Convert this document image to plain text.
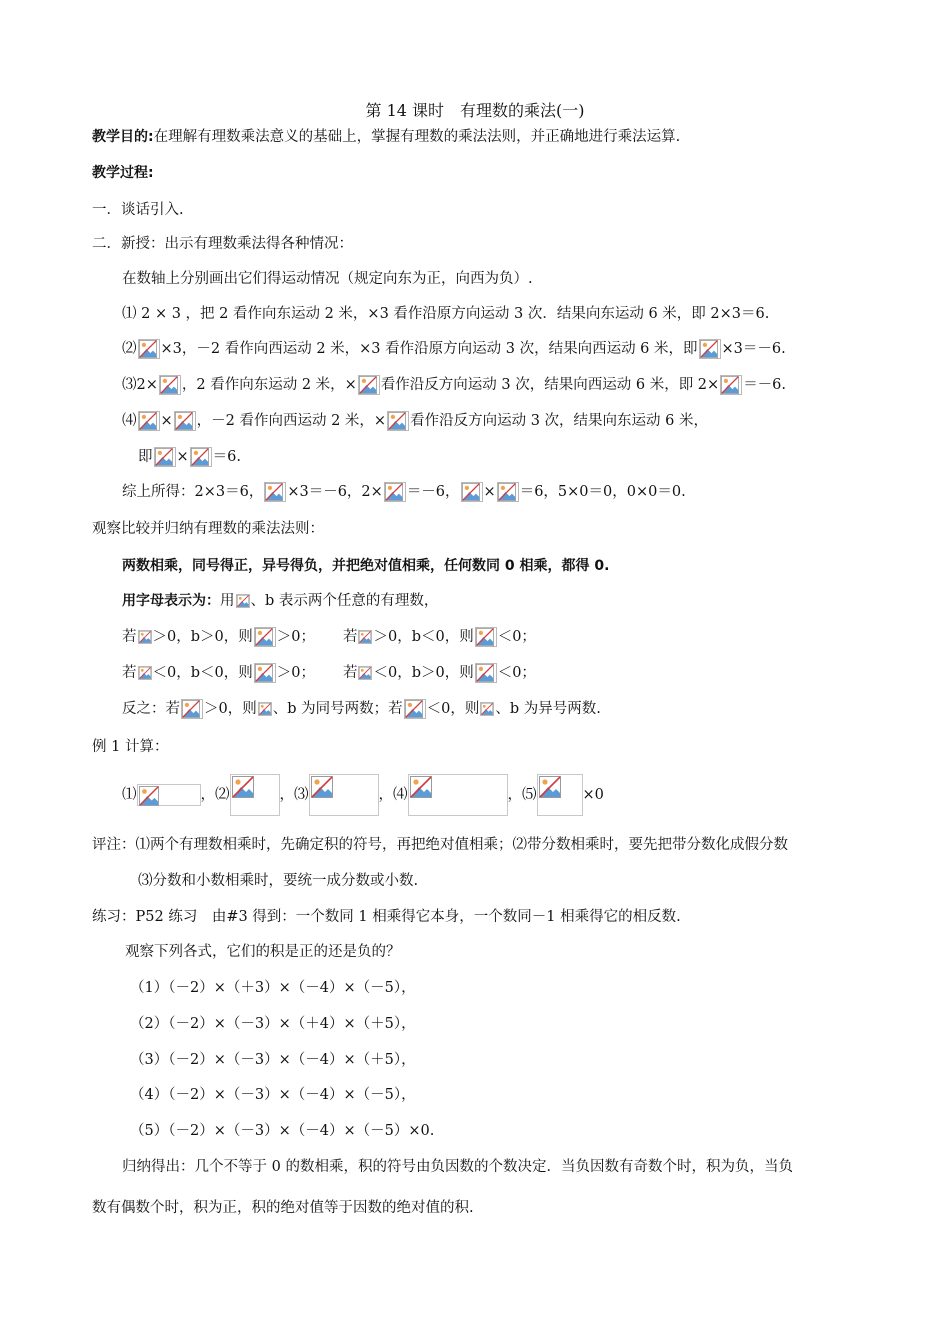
第 14 课时　有理数的乘法(一)
教学目的:在理解有理数乘法意义的基础上，掌握有理数的乘法法则，并正确地进行乘法运算.
教学过程:
一．谈话引入.
二．新授：出示有理数乘法得各种情况：
在数轴上分别画出它们得运动情况（规定向东为正，向西为负）.
⑴ 2 × 3 ，把 2 看作向东运动 2 米，×3 看作沿原方向运动 3 次．结果向东运动 6 米，即 2×3＝6.
⑵ ×3，－2 看作向西运动 2 米，×3 看作沿原方向运动 3 次，结果向西运动 6 米，即 ×3＝－6.
⑶2× ，2 看作向东运动 2 米，× 看作沿反方向运动 3 次，结果向西运动 6 米，即 2× ＝－6.
⑷ × ，－2 看作向西运动 2 米，× 看作沿反方向运动 3 次，结果向东运动 6 米，
即 × ＝6.
综上所得：2×3＝6， ×3＝－6，2× ＝－6， × ＝6，5×0＝0，0×0＝0.
观察比较并归纳有理数的乘法法则：
两数相乘，同号得正，异号得负，并把绝对值相乘，任何数同 0 相乘，都得 0.
用字母表示为：用 、b 表示两个任意的有理数，
若 ＞0，b＞0，则 ＞0； 若 ＞0，b＜0，则 ＜0；
若 ＜0，b＜0，则 ＞0； 若 ＜0，b＞0，则 ＜0；
反之：若 ＞0，则 、b 为同号两数；若 ＜0，则 、b 为异号两数.
例 1 计算：
⑴	，⑵	，⑶	，⑷	，⑸	×0
评注：⑴两个有理数相乘时，先确定积的符号，再把绝对值相乘；⑵带分数相乘时，要先把带分数化成假分数
⑶分数和小数相乘时，要统一成分数或小数.
练习：P52 练习　由#3 得到：一个数同 1 相乘得它本身，一个数同－1 相乘得它的相反数.
观察下列各式，它们的积是正的还是负的？
（1）（－2）×（＋3）×（－4）×（－5），
（2）（－2）×（－3）×（＋4）×（＋5），
（3）（－2）×（－3）×（－4）×（＋5），
（4）（－2）×（－3）×（－4）×（－5），
（5）（－2）×（－3）×（－4）×（－5）×0.
归纳得出：几个不等于 0 的数相乘，积的符号由负因数的个数决定．当负因数有奇数个时，积为负，当负
数有偶数个时，积为正，积的绝对值等于因数的绝对值的积.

▶ **STATED GOAL**
Filter lines by "看作沿原方向运动" and return each hit.

▶ **PROBLEM SOLUTION**
⑴ 2 × 3 ，把 2 看作向东运动 2 米，×3 看作沿原方向运动 3 次．结果向东运动 6 米，即 2×3＝6.
⑵ ×3，－2 看作向西运动 2 米，×3 看作沿原方向运动 3 次，结果向西运动 6 米，即 ×3＝－6.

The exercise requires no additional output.